Your task is to output the entries below word for word.

---

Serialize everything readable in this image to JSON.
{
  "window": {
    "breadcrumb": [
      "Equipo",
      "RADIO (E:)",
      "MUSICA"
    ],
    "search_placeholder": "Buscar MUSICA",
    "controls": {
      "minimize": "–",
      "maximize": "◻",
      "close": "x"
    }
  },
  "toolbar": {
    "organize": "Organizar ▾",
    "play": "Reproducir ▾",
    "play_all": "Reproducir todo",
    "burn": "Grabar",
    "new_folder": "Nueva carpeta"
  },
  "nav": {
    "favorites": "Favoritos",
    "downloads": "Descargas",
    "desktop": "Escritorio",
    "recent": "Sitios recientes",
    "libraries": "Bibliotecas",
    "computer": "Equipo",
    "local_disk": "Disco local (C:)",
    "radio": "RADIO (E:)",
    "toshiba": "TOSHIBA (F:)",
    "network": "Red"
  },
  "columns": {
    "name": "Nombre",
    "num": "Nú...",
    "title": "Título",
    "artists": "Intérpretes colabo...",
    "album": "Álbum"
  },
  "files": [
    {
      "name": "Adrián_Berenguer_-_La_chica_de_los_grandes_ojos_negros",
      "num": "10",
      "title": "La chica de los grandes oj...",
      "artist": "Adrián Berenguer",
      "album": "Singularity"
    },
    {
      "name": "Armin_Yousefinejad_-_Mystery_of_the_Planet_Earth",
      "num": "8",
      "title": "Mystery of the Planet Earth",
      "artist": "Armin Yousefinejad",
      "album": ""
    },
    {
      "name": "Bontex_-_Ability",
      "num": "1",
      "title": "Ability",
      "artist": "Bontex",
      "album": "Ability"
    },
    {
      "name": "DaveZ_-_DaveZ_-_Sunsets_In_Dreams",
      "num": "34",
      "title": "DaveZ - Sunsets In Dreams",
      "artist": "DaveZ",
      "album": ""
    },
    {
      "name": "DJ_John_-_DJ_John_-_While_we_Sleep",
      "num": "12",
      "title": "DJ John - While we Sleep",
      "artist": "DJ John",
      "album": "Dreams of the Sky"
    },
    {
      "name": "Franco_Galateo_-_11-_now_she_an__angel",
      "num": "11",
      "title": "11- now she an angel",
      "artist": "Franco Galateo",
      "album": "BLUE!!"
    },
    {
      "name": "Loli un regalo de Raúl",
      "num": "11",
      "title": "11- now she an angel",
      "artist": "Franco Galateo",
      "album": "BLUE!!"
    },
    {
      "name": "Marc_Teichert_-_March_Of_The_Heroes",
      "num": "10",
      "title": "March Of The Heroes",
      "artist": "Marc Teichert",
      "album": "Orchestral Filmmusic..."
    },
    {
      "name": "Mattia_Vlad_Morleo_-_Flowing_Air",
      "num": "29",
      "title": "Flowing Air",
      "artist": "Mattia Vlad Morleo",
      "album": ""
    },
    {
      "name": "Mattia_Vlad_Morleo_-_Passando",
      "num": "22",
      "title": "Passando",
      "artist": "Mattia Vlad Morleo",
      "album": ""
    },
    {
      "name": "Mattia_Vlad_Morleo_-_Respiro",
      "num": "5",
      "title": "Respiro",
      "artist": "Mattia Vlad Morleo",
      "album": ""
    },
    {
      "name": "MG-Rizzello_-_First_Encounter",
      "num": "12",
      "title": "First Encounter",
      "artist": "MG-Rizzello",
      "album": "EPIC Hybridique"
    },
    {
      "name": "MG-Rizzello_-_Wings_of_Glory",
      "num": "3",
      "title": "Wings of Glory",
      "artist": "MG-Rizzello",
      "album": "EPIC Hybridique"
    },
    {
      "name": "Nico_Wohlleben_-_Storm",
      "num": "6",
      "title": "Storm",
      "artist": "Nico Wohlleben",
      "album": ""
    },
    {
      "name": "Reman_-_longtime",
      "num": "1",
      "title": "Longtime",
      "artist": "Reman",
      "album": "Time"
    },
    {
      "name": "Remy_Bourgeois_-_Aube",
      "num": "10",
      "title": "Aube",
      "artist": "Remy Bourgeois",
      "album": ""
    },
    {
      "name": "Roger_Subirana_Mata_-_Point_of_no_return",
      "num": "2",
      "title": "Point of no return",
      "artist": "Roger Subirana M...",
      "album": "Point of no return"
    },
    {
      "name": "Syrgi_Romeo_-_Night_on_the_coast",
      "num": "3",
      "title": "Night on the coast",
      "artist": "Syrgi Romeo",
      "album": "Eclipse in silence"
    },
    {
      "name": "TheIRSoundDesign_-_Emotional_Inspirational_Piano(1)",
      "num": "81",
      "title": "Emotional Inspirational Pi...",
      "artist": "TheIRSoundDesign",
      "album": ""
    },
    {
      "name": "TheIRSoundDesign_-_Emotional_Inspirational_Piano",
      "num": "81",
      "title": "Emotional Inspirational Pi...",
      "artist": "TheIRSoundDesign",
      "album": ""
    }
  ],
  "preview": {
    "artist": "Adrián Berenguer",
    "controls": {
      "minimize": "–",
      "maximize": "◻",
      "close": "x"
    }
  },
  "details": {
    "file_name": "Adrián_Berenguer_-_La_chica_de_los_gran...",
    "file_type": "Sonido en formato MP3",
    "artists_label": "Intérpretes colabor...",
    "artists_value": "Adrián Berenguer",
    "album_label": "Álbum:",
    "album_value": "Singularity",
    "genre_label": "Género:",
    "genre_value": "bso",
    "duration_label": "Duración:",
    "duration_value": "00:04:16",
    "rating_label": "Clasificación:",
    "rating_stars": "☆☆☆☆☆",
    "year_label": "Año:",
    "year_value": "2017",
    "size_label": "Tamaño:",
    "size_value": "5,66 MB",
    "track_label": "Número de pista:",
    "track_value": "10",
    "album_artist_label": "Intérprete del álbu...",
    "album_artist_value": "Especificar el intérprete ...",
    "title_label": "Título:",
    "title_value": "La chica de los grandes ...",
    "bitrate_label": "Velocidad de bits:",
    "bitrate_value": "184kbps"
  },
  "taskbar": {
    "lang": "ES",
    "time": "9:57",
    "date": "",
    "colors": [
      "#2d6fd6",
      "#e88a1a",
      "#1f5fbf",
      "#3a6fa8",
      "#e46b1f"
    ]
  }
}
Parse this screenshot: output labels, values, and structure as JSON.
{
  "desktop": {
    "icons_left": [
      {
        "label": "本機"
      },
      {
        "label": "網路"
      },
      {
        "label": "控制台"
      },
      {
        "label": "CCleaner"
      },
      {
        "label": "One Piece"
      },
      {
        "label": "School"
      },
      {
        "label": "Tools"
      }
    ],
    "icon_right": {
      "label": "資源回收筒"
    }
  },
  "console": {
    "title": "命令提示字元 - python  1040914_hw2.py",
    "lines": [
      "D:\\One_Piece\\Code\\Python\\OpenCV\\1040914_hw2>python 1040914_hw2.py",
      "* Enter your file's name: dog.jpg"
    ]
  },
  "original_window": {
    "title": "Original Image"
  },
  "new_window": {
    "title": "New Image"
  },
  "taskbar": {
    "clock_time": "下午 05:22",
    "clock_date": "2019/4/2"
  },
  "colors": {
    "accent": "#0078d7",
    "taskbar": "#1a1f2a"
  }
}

---

**FINISHED TASK:**
Serialize everything readable in this image to JSON.
{
  "window": {
    "breadcrumb": [
      "Equipo",
      "RADIO (E:)",
      "MUSICA"
    ],
    "search_placeholder": "Buscar MUSICA",
    "controls": {
      "minimize": "–",
      "maximize": "◻",
      "close": "x"
    }
  },
  "toolbar": {
    "organize": "Organizar ▾",
    "play": "Reproducir ▾",
    "play_all": "Reproducir todo",
    "burn": "Grabar",
    "new_folder": "Nueva carpeta"
  },
  "nav": {
    "favorites": "Favoritos",
    "downloads": "Descargas",
    "desktop": "Escritorio",
    "recent": "Sitios recientes",
    "libraries": "Bibliotecas",
    "computer": "Equipo",
    "local_disk": "Disco local (C:)",
    "radio": "RADIO (E:)",
    "toshiba": "TOSHIBA (F:)",
    "network": "Red"
  },
  "columns": {
    "name": "Nombre",
    "num": "Nú...",
    "title": "Título",
    "artists": "Intérpretes colabo...",
    "album": "Álbum"
  },
  "files": [
    {
      "name": "Adrián_Berenguer_-_La_chica_de_los_grandes_ojos_negros",
      "num": "10",
      "title": "La chica de los grandes oj...",
      "artist": "Adrián Berenguer",
      "album": "Singularity"
    },
    {
      "name": "Armin_Yousefinejad_-_Mystery_of_the_Planet_Earth",
      "num": "8",
      "title": "Mystery of the Planet Earth",
      "artist": "Armin Yousefinejad",
      "album": ""
    },
    {
      "name": "Bontex_-_Ability",
      "num": "1",
      "title": "Ability",
      "artist": "Bontex",
      "album": "Ability"
    },
    {
      "name": "DaveZ_-_DaveZ_-_Sunsets_In_Dreams",
      "num": "34",
      "title": "DaveZ - Sunsets In Dreams",
      "artist": "DaveZ",
      "album": ""
    },
    {
      "name": "DJ_John_-_DJ_John_-_While_we_Sleep",
      "num": "12",
      "title": "DJ John - While we Sleep",
      "artist": "DJ John",
      "album": "Dreams of the Sky"
    },
    {
      "name": "Franco_Galateo_-_11-_now_she_an__angel",
      "num": "11",
      "title": "11- now she an angel",
      "artist": "Franco Galateo",
      "album": "BLUE!!"
    },
    {
      "name": "Loli un regalo de Raúl",
      "num": "11",
      "title": "11- now she an angel",
      "artist": "Franco Galateo",
      "album": "BLUE!!"
    },
    {
      "name": "Marc_Teichert_-_March_Of_The_Heroes",
      "num": "10",
      "title": "March Of The Heroes",
      "artist": "Marc Teichert",
      "album": "Orchestral Filmmusic..."
    },
    {
      "name": "Mattia_Vlad_Morleo_-_Flowing_Air",
      "num": "29",
      "title": "Flowing Air",
      "artist": "Mattia Vlad Morleo",
      "album": ""
    },
    {
      "name": "Mattia_Vlad_Morleo_-_Passando",
      "num": "22",
      "title": "Passando",
      "artist": "Mattia Vlad Morleo",
      "album": ""
    },
    {
      "name": "Mattia_Vlad_Morleo_-_Respiro",
      "num": "5",
      "title": "Respiro",
      "artist": "Mattia Vlad Morleo",
      "album": ""
    },
    {
      "name": "MG-Rizzello_-_First_Encounter",
      "num": "12",
      "title": "First Encounter",
      "artist": "MG-Rizzello",
      "album": "EPIC Hybridique"
    },
    {
      "name": "MG-Rizzello_-_Wings_of_Glory",
      "num": "3",
      "title": "Wings of Glory",
      "artist": "MG-Rizzello",
      "album": "EPIC Hybridique"
    },
    {
      "name": "Nico_Wohlleben_-_Storm",
      "num": "6",
      "title": "Storm",
      "artist": "Nico Wohlleben",
      "album": ""
    },
    {
      "name": "Reman_-_longtime",
      "num": "1",
      "title": "Longtime",
      "artist": "Reman",
      "album": "Time"
    },
    {
      "name": "Remy_Bourgeois_-_Aube",
      "num": "10",
      "title": "Aube",
      "artist": "Remy Bourgeois",
      "album": ""
    },
    {
      "name": "Roger_Subirana_Mata_-_Point_of_no_return",
      "num": "2",
      "title": "Point of no return",
      "artist": "Roger Subirana M...",
      "album": "Point of no return"
    },
    {
      "name": "Syrgi_Romeo_-_Night_on_the_coast",
      "num": "3",
      "title": "Night on the coast",
      "artist": "Syrgi Romeo",
      "album": "Eclipse in silence"
    },
    {
      "name": "TheIRSoundDesign_-_Emotional_Inspirational_Piano(1)",
      "num": "81",
      "title": "Emotional Inspirational Pi...",
      "artist": "TheIRSoundDesign",
      "album": ""
    },
    {
      "name": "TheIRSoundDesign_-_Emotional_Inspirational_Piano",
      "num": "81",
      "title": "Emotional Inspirational Pi...",
      "artist": "TheIRSoundDesign",
      "album": ""
    }
  ],
  "preview": {
    "artist": "Adrián Berenguer",
    "controls": {
      "minimize": "–",
      "maximize": "◻",
      "close": "x"
    }
  },
  "details": {
    "file_name": "Adrián_Berenguer_-_La_chica_de_los_gran...",
    "file_type": "Sonido en formato MP3",
    "artists_label": "Intérpretes colabor...",
    "artists_value": "Adrián Berenguer",
    "album_label": "Álbum:",
    "album_value": "Singularity",
    "genre_label": "Género:",
    "genre_value": "bso",
    "duration_label": "Duración:",
    "duration_value": "00:04:16",
    "rating_label": "Clasificación:",
    "rating_stars": "☆☆☆☆☆",
    "year_label": "Año:",
    "year_value": "2017",
    "size_label": "Tamaño:",
    "size_value": "5,66 MB",
    "track_label": "Número de pista:",
    "track_value": "10",
    "album_artist_label": "Intérprete del álbu...",
    "album_artist_value": "Especificar el intérprete ...",
    "title_label": "Título:",
    "title_value": "La chica de los grandes ...",
    "bitrate_label": "Velocidad de bits:",
    "bitrate_value": "184kbps"
  },
  "taskbar": {
    "lang": "ES",
    "time": "9:57",
    "date": "",
    "colors": [
      "#2d6fd6",
      "#e88a1a",
      "#1f5fbf",
      "#3a6fa8",
      "#e46b1f"
    ]
  }
}
Parse this screenshot: output labels, values, and structure as JSON.
{
  "desktop": {
    "icons_left": [
      {
        "label": "本機"
      },
      {
        "label": "網路"
      },
      {
        "label": "控制台"
      },
      {
        "label": "CCleaner"
      },
      {
        "label": "One Piece"
      },
      {
        "label": "School"
      },
      {
        "label": "Tools"
      }
    ],
    "icon_right": {
      "label": "資源回收筒"
    }
  },
  "console": {
    "title": "命令提示字元 - python  1040914_hw2.py",
    "lines": [
      "D:\\One_Piece\\Code\\Python\\OpenCV\\1040914_hw2>python 1040914_hw2.py",
      "* Enter your file's name: dog.jpg"
    ]
  },
  "original_window": {
    "title": "Original Image"
  },
  "new_window": {
    "title": "New Image"
  },
  "taskbar": {
    "clock_time": "下午 05:22",
    "clock_date": "2019/4/2"
  },
  "colors": {
    "accent": "#0078d7",
    "taskbar": "#1a1f2a"
  }
}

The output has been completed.